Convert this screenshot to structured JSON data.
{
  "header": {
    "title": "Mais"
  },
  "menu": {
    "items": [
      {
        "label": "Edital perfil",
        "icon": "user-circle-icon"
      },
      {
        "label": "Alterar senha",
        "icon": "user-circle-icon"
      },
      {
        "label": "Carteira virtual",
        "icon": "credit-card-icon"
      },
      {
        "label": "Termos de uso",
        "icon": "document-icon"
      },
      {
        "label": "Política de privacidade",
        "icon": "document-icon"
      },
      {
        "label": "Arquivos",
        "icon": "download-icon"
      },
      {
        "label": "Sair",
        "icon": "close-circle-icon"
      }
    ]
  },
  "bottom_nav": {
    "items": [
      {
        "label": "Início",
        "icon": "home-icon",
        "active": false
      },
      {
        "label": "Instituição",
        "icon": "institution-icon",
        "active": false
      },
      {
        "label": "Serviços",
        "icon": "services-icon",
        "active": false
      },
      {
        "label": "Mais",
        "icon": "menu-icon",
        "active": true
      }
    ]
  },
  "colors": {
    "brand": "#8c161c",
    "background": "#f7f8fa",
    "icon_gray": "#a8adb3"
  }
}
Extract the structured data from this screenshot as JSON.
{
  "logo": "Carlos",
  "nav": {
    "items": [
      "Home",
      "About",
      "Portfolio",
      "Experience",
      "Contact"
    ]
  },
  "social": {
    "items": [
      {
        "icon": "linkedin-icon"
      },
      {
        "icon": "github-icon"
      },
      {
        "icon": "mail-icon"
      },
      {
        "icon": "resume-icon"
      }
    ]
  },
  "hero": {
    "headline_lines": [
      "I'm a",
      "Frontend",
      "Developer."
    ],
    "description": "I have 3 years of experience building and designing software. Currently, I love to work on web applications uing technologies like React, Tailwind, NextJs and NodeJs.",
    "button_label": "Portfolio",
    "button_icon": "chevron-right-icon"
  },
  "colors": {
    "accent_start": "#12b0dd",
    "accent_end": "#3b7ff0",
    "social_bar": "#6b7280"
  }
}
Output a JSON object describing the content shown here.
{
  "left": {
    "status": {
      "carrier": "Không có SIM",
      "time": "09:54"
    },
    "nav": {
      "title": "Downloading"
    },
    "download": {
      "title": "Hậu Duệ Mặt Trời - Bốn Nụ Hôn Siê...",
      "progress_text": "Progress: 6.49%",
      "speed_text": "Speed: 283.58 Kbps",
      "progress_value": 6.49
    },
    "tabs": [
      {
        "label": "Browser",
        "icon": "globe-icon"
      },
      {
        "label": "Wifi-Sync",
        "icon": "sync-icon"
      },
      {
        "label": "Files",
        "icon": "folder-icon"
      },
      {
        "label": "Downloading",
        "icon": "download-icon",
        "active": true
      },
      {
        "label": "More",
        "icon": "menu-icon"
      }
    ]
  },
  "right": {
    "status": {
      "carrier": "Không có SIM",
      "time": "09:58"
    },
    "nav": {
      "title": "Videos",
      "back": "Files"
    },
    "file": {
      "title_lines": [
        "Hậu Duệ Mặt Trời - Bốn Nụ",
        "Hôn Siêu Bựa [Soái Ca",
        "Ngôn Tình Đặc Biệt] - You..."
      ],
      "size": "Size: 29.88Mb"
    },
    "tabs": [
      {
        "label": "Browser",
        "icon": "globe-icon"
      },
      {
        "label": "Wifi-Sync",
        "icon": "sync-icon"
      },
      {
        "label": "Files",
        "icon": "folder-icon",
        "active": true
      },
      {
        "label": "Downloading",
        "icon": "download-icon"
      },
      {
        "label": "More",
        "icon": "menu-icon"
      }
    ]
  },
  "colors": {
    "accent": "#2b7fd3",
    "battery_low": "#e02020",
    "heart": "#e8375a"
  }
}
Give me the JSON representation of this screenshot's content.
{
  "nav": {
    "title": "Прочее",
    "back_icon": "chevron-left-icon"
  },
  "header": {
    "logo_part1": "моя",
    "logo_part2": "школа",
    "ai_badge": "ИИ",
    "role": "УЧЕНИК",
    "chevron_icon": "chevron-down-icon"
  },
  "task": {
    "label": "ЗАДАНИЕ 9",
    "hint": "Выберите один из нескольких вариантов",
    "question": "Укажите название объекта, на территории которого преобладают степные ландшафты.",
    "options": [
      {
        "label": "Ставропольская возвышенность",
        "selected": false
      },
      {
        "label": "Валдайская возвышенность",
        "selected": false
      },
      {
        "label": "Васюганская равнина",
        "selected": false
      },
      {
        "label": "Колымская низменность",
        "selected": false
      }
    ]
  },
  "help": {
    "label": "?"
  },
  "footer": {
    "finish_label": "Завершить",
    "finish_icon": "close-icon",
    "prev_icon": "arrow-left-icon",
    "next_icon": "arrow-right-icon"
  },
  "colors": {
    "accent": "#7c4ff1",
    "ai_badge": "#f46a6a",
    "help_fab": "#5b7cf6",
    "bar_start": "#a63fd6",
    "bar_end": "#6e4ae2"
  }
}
────────────────────
▸ **WORK TO BE COMPLETED**
All of the records must be retyped exactly as they are.

▸ **RESULT BELOW**
Convert this screenshot to structured JSON data.
{
  "header": {
    "title": "Mais"
  },
  "menu": {
    "items": [
      {
        "label": "Edital perfil",
        "icon": "user-circle-icon"
      },
      {
        "label": "Alterar senha",
        "icon": "user-circle-icon"
      },
      {
        "label": "Carteira virtual",
        "icon": "credit-card-icon"
      },
      {
        "label": "Termos de uso",
        "icon": "document-icon"
      },
      {
        "label": "Política de privacidade",
        "icon": "document-icon"
      },
      {
        "label": "Arquivos",
        "icon": "download-icon"
      },
      {
        "label": "Sair",
        "icon": "close-circle-icon"
      }
    ]
  },
  "bottom_nav": {
    "items": [
      {
        "label": "Início",
        "icon": "home-icon",
        "active": false
      },
      {
        "label": "Instituição",
        "icon": "institution-icon",
        "active": false
      },
      {
        "label": "Serviços",
        "icon": "services-icon",
        "active": false
      },
      {
        "label": "Mais",
        "icon": "menu-icon",
        "active": true
      }
    ]
  },
  "colors": {
    "brand": "#8c161c",
    "background": "#f7f8fa",
    "icon_gray": "#a8adb3"
  }
}
Extract the structured data from this screenshot as JSON.
{
  "logo": "Carlos",
  "nav": {
    "items": [
      "Home",
      "About",
      "Portfolio",
      "Experience",
      "Contact"
    ]
  },
  "social": {
    "items": [
      {
        "icon": "linkedin-icon"
      },
      {
        "icon": "github-icon"
      },
      {
        "icon": "mail-icon"
      },
      {
        "icon": "resume-icon"
      }
    ]
  },
  "hero": {
    "headline_lines": [
      "I'm a",
      "Frontend",
      "Developer."
    ],
    "description": "I have 3 years of experience building and designing software. Currently, I love to work on web applications uing technologies like React, Tailwind, NextJs and NodeJs.",
    "button_label": "Portfolio",
    "button_icon": "chevron-right-icon"
  },
  "colors": {
    "accent_start": "#12b0dd",
    "accent_end": "#3b7ff0",
    "social_bar": "#6b7280"
  }
}
Output a JSON object describing the content shown here.
{
  "left": {
    "status": {
      "carrier": "Không có SIM",
      "time": "09:54"
    },
    "nav": {
      "title": "Downloading"
    },
    "download": {
      "title": "Hậu Duệ Mặt Trời - Bốn Nụ Hôn Siê...",
      "progress_text": "Progress: 6.49%",
      "speed_text": "Speed: 283.58 Kbps",
      "progress_value": 6.49
    },
    "tabs": [
      {
        "label": "Browser",
        "icon": "globe-icon"
      },
      {
        "label": "Wifi-Sync",
        "icon": "sync-icon"
      },
      {
        "label": "Files",
        "icon": "folder-icon"
      },
      {
        "label": "Downloading",
        "icon": "download-icon",
        "active": true
      },
      {
        "label": "More",
        "icon": "menu-icon"
      }
    ]
  },
  "right": {
    "status": {
      "carrier": "Không có SIM",
      "time": "09:58"
    },
    "nav": {
      "title": "Videos",
      "back": "Files"
    },
    "file": {
      "title_lines": [
        "Hậu Duệ Mặt Trời - Bốn Nụ",
        "Hôn Siêu Bựa [Soái Ca",
        "Ngôn Tình Đặc Biệt] - You..."
      ],
      "size": "Size: 29.88Mb"
    },
    "tabs": [
      {
        "label": "Browser",
        "icon": "globe-icon"
      },
      {
        "label": "Wifi-Sync",
        "icon": "sync-icon"
      },
      {
        "label": "Files",
        "icon": "folder-icon",
        "active": true
      },
      {
        "label": "Downloading",
        "icon": "download-icon"
      },
      {
        "label": "More",
        "icon": "menu-icon"
      }
    ]
  },
  "colors": {
    "accent": "#2b7fd3",
    "battery_low": "#e02020",
    "heart": "#e8375a"
  }
}
Give me the JSON representation of this screenshot's content.
{
  "nav": {
    "title": "Прочее",
    "back_icon": "chevron-left-icon"
  },
  "header": {
    "logo_part1": "моя",
    "logo_part2": "школа",
    "ai_badge": "ИИ",
    "role": "УЧЕНИК",
    "chevron_icon": "chevron-down-icon"
  },
  "task": {
    "label": "ЗАДАНИЕ 9",
    "hint": "Выберите один из нескольких вариантов",
    "question": "Укажите название объекта, на территории которого преобладают степные ландшафты.",
    "options": [
      {
        "label": "Ставропольская возвышенность",
        "selected": false
      },
      {
        "label": "Валдайская возвышенность",
        "selected": false
      },
      {
        "label": "Васюганская равнина",
        "selected": false
      },
      {
        "label": "Колымская низменность",
        "selected": false
      }
    ]
  },
  "help": {
    "label": "?"
  },
  "footer": {
    "finish_label": "Завершить",
    "finish_icon": "close-icon",
    "prev_icon": "arrow-left-icon",
    "next_icon": "arrow-right-icon"
  },
  "colors": {
    "accent": "#7c4ff1",
    "ai_badge": "#f46a6a",
    "help_fab": "#5b7cf6",
    "bar_start": "#a63fd6",
    "bar_end": "#6e4ae2"
  }
}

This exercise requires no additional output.